DO THIS: Scan the listing below for the word "What" and state how many lines hold it. Write nothing but the number.

SUPPLIED RECORDS:
>> BEGIN

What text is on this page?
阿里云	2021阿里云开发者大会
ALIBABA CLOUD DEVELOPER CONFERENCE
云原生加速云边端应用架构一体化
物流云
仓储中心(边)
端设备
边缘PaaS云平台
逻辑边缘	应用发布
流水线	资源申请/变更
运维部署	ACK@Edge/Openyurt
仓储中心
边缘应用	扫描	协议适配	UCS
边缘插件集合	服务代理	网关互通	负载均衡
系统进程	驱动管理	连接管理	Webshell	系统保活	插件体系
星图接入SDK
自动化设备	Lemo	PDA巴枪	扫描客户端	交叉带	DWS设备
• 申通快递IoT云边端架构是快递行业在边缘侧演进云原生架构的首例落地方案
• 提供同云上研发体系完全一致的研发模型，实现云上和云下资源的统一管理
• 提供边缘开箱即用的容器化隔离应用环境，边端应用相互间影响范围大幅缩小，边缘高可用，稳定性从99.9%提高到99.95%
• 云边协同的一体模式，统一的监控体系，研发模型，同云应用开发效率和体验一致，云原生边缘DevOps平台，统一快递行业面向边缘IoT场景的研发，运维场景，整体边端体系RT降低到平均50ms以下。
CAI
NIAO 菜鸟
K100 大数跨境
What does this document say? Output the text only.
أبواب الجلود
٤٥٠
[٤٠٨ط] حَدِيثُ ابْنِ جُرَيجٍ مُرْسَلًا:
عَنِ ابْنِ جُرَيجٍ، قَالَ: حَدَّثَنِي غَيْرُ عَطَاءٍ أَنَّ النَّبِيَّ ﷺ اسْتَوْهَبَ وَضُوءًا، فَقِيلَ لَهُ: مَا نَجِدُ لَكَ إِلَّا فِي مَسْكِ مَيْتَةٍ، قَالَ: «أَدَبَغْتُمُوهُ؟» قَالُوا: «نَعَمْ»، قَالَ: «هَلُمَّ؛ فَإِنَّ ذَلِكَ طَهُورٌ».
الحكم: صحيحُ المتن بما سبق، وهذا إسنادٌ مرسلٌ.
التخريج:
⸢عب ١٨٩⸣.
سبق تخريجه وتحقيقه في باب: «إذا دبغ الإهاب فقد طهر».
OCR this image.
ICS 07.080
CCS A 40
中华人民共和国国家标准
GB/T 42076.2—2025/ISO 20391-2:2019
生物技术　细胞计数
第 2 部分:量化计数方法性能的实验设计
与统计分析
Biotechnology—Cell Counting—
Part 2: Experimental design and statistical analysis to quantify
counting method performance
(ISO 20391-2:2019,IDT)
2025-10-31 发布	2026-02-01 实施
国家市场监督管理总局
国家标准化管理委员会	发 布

>> END

FINAL ANSWER: 2